→ Descrição da tarefa
Por favor, transcreva do texto sobre empresas e patentes o trecho que vai de "A concorrência parece" até "formação de carteis).", sem alterar nada.

→ Texto de origem
· · · · · · ·

A ideia da possibilidade de
comprar esse produto traz a ilusão de que as empresas, em sua grande maioria,
estão a nosso favor, que elas possuem alguma consciência sustentável e social.
A concorrência parece boa quando empresas de telecomunicações oferecem serviços
diferenciados de telefonia e tentam melhorar a qualidade baseado no seu
concorrente, garantia para o comprador de serviços de que ele poderá contar com
um ótimo serviço de telefonia se houver competição (e obviamente se não houver
formação de carteis).
Passa a ser
ainda melhor pensar que podem existir parcerias público-privado entre a
universidade pública e empresas para que aconteça o avanço na qualidade dos
produtos, que podem ser consumidos por todos porque é público. O maior problema
é a criação de uma patente que transforma o conhecimento de um espaço público
com responsabilidade social pertencendo a uma empresa, daí o acesso ao
conhecimento passa pelo pagamento à empresa que contribuiu para gerá-lo.
O trabalho
das empresas considera o lucro, por isso estão próximas de laboratórios das
áreas de ciências da natureza e matemática. Se não for possível gerar lucro com
a pesquisa (que se transforma em produto com a patente) ela é apenas perda de
tempo, um conhecimento que não gera ganhos. Por este motivo que as ciências
humanas não possuem tantos vínculos com empresas, a não ser que haja tecnologia
como palavra-chave da pesquisa. Na área de educação, as empresas se envolvem
mais quando está implícito a criação de recursos audiovisuais pedagógicos,
jogos educativos ou aplicativos de redes móveis. Em suma, algo que possa ser
patenteado para ser vendido. Os estudos de ciências sociais, por exemplo, tem
como tema a violência, a política, a distribuição de riquezas, interesse sobre
o bem público, disputas entre grupos, preconceitos, produção de conhecimento.

· · · · · · ·

→ Linhas fornecidas
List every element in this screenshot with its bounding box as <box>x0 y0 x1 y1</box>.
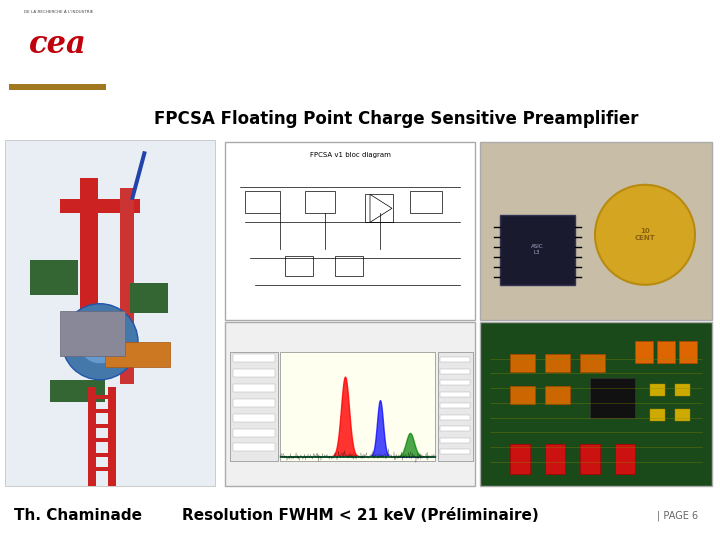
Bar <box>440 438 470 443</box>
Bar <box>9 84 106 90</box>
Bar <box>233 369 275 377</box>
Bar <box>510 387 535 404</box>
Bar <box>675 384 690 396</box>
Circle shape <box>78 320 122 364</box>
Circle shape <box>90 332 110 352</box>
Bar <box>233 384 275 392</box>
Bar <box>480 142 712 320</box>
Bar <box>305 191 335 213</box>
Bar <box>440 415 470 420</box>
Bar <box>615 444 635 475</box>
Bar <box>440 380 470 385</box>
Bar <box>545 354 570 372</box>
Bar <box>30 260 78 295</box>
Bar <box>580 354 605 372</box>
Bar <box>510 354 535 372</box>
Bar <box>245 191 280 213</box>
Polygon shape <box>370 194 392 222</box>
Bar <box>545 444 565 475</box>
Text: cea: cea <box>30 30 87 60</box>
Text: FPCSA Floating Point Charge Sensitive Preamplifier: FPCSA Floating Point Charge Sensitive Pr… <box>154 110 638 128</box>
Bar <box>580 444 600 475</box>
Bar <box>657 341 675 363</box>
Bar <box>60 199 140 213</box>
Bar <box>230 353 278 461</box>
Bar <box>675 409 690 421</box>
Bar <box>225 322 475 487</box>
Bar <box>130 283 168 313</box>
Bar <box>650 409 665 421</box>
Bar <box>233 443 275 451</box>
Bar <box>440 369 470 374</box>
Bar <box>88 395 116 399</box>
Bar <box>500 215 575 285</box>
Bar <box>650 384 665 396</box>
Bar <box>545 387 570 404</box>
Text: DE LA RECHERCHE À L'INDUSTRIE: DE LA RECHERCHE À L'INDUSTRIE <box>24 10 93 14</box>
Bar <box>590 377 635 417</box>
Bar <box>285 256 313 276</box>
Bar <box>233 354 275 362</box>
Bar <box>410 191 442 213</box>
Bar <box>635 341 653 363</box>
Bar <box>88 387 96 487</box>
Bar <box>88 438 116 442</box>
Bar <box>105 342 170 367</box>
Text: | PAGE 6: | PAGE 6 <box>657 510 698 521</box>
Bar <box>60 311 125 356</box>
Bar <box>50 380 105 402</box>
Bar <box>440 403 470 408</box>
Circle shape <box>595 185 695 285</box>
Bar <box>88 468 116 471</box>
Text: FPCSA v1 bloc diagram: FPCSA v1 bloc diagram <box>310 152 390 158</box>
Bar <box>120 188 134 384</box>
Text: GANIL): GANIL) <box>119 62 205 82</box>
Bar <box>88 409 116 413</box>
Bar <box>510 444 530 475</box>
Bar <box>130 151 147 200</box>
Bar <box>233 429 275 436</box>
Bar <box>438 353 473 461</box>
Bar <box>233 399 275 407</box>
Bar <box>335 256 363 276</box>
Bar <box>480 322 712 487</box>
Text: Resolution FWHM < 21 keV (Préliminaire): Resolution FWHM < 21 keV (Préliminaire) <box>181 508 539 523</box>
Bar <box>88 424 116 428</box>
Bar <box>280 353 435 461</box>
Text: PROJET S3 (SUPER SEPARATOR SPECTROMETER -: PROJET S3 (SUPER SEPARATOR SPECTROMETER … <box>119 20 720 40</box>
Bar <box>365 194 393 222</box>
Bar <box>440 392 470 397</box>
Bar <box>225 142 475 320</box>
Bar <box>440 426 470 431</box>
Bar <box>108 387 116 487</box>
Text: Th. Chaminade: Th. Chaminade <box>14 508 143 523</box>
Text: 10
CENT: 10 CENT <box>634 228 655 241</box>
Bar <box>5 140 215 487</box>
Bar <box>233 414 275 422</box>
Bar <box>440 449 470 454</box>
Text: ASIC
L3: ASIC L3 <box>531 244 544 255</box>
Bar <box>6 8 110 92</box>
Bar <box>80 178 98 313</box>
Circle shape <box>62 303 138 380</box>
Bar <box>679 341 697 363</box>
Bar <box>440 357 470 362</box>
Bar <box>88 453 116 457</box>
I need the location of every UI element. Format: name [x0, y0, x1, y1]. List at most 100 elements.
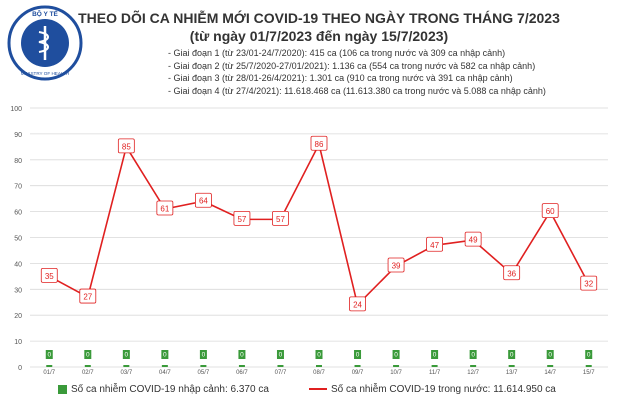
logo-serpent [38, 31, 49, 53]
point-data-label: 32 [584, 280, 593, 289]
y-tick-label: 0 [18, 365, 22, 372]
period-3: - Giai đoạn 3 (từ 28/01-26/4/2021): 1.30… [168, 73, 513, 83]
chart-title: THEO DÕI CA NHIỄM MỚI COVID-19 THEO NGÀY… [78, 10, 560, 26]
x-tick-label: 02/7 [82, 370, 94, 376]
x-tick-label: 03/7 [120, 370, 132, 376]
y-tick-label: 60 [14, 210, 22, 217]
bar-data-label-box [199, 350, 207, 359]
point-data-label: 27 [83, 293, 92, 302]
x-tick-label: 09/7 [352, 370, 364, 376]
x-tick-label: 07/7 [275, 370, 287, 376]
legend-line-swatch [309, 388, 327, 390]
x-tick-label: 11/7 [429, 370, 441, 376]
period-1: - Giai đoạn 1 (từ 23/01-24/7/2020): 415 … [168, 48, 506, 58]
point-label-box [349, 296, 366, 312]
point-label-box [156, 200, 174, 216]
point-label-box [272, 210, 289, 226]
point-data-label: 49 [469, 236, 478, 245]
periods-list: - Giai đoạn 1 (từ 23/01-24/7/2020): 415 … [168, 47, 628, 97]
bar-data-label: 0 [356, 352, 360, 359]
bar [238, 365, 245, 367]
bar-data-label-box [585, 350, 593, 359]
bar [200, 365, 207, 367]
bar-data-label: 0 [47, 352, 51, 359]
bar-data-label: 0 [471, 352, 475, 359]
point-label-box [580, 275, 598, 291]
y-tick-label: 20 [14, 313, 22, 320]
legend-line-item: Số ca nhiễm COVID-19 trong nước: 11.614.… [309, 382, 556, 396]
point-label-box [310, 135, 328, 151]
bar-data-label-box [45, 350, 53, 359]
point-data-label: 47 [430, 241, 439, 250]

· · · · · · ·

→ Resultado esperado
A concorrência parece boa quando empresas de telecomunicações oferecem serviços
diferenciados de telefonia e tentam melhorar a qualidade baseado no seu
concorrente, garantia para o comprador de serviços de que ele poderá contar com
um ótimo serviço de telefonia se houver competição (e obviamente se não houver
formação de carteis).